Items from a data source
------------------------

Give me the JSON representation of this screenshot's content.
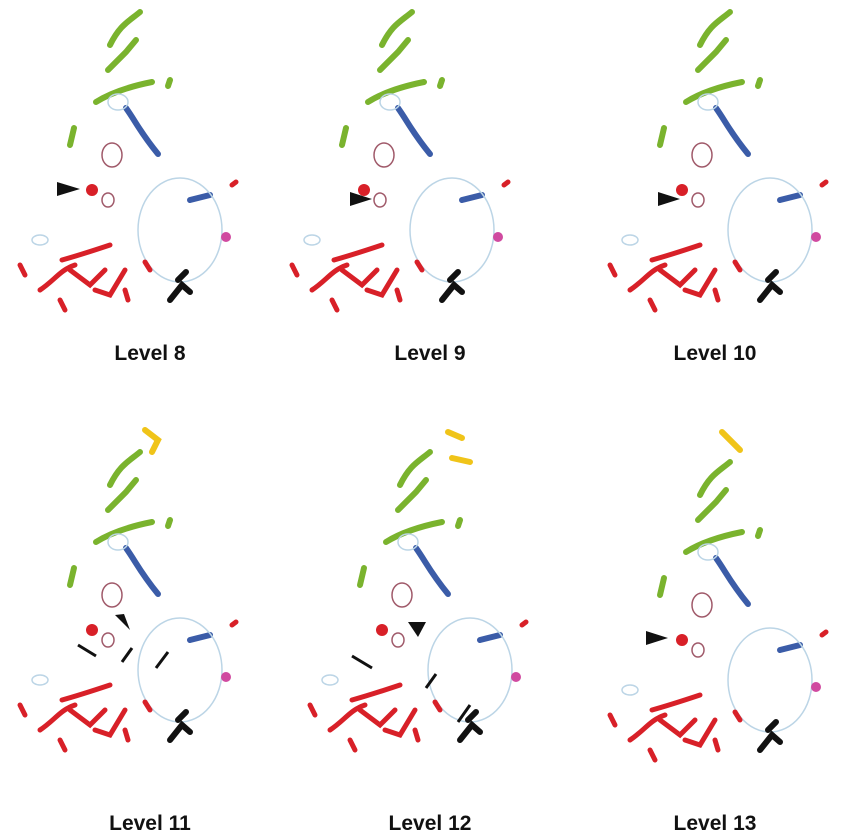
{
  "panels": [
    {
      "label": "Level 8"
    },
    {
      "label": "Level 9"
    },
    {
      "label": "Level 10"
    },
    {
      "label": "Level 11"
    },
    {
      "label": "Level 12"
    },
    {
      "label": "Level 13"
    }
  ]
}
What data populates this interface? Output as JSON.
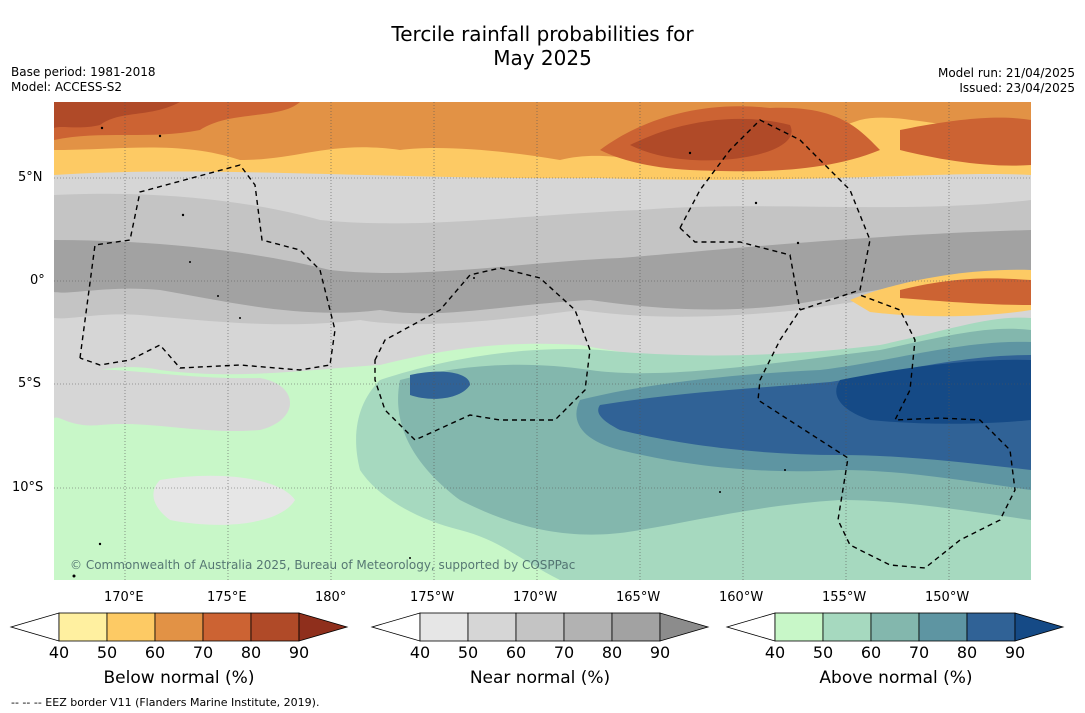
{
  "title_line1": "Tercile rainfall probabilities for",
  "title_line2": "May 2025",
  "base_period": "Base period: 1981-2018",
  "model": "Model: ACCESS-S2",
  "model_run": "Model run: 21/04/2025",
  "issued": "Issued: 23/04/2025",
  "lat_labels": [
    "5°N",
    "0°",
    "5°S",
    "10°S"
  ],
  "lon_labels": [
    "170°E",
    "175°E",
    "180°",
    "175°W",
    "170°W",
    "165°W",
    "160°W",
    "155°W",
    "150°W"
  ],
  "credit": "© Commonwealth of Australia 2025, Bureau of Meteorology, supported by COSPPac",
  "footnote": "--  --  -- EEZ border V11 (Flanders Marine Institute, 2019).",
  "colorbars": {
    "below": {
      "title": "Below normal (%)",
      "ticks": [
        "40",
        "50",
        "60",
        "70",
        "80",
        "90"
      ],
      "colors": [
        "#fff0a0",
        "#fdca64",
        "#e29245",
        "#cc6333",
        "#b04a28",
        "#8f2f1c"
      ]
    },
    "near": {
      "title": "Near normal (%)",
      "ticks": [
        "40",
        "50",
        "60",
        "70",
        "80",
        "90"
      ],
      "colors": [
        "#e6e6e6",
        "#d6d6d6",
        "#c4c4c4",
        "#b2b2b2",
        "#a2a2a2",
        "#8c8c8c"
      ]
    },
    "above": {
      "title": "Above normal (%)",
      "ticks": [
        "40",
        "50",
        "60",
        "70",
        "80",
        "90"
      ],
      "colors": [
        "#c8f7c8",
        "#a6d9bf",
        "#83b7ad",
        "#5e95a2",
        "#306296",
        "#154a86"
      ]
    }
  }
}
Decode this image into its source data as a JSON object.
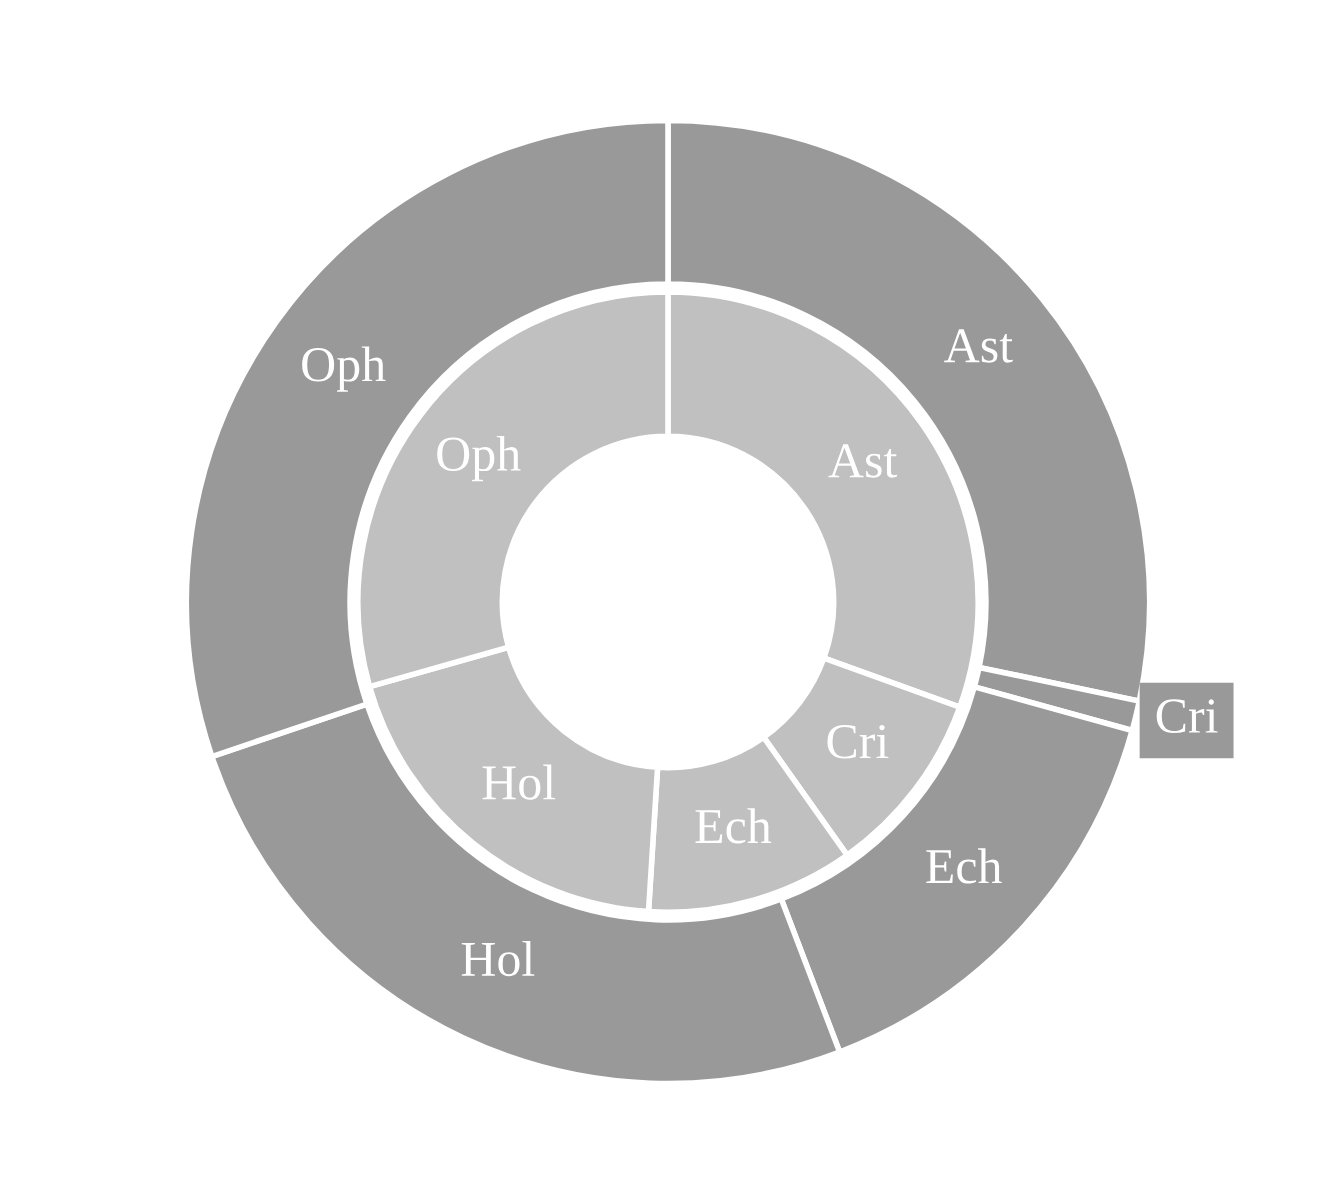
{
  "chart_data": {
    "type": "donut",
    "categories": [
      "Ast",
      "Cri",
      "Ech",
      "Hol",
      "Oph"
    ],
    "series": [
      {
        "color": "#c0c0c0",
        "values": [
          30.5,
          9.7,
          10.8,
          19.6,
          29.4
        ]
      },
      {
        "color": "#999999",
        "values": [
          28.3,
          1.0,
          14.9,
          25.6,
          30.2
        ]
      }
    ],
    "legend": false
  }
}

------------------------

Write out the material above once more, exactly as it reads, with no pictures.

Give me the JSON representation of this screenshot's content.
{
  "panels": [
    {
      "label": "Level 8"
    },
    {
      "label": "Level 9"
    },
    {
      "label": "Level 10"
    },
    {
      "label": "Level 11"
    },
    {
      "label": "Level 12"
    },
    {
      "label": "Level 13"
    }
  ]
}
What data populates this interface? Output as JSON.
{
  "title_line1": "Tercile rainfall probabilities for",
  "title_line2": "May 2025",
  "base_period": "Base period: 1981-2018",
  "model": "Model: ACCESS-S2",
  "model_run": "Model run: 21/04/2025",
  "issued": "Issued: 23/04/2025",
  "lat_labels": [
    "5°N",
    "0°",
    "5°S",
    "10°S"
  ],
  "lon_labels": [
    "170°E",
    "175°E",
    "180°",
    "175°W",
    "170°W",
    "165°W",
    "160°W",
    "155°W",
    "150°W"
  ],
  "credit": "© Commonwealth of Australia 2025, Bureau of Meteorology, supported by COSPPac",
  "footnote": "--  --  -- EEZ border V11 (Flanders Marine Institute, 2019).",
  "colorbars": {
    "below": {
      "title": "Below normal (%)",
      "ticks": [
        "40",
        "50",
        "60",
        "70",
        "80",
        "90"
      ],
      "colors": [
        "#fff0a0",
        "#fdca64",
        "#e29245",
        "#cc6333",
        "#b04a28",
        "#8f2f1c"
      ]
    },
    "near": {
      "title": "Near normal (%)",
      "ticks": [
        "40",
        "50",
        "60",
        "70",
        "80",
        "90"
      ],
      "colors": [
        "#e6e6e6",
        "#d6d6d6",
        "#c4c4c4",
        "#b2b2b2",
        "#a2a2a2",
        "#8c8c8c"
      ]
    },
    "above": {
      "title": "Above normal (%)",
      "ticks": [
        "40",
        "50",
        "60",
        "70",
        "80",
        "90"
      ],
      "colors": [
        "#c8f7c8",
        "#a6d9bf",
        "#83b7ad",
        "#5e95a2",
        "#306296",
        "#154a86"
      ]
    }
  }
}
Decode this image into its source data as a JSON object.
{
  "chart_data": {
    "type": "donut",
    "categories": [
      "Ast",
      "Cri",
      "Ech",
      "Hol",
      "Oph"
    ],
    "series": [
      {
        "color": "#c0c0c0",
        "values": [
          30.5,
          9.7,
          10.8,
          19.6,
          29.4
        ]
      },
      {
        "color": "#999999",
        "values": [
          28.3,
          1.0,
          14.9,
          25.6,
          30.2
        ]
      }
    ],
    "legend": false
  }
}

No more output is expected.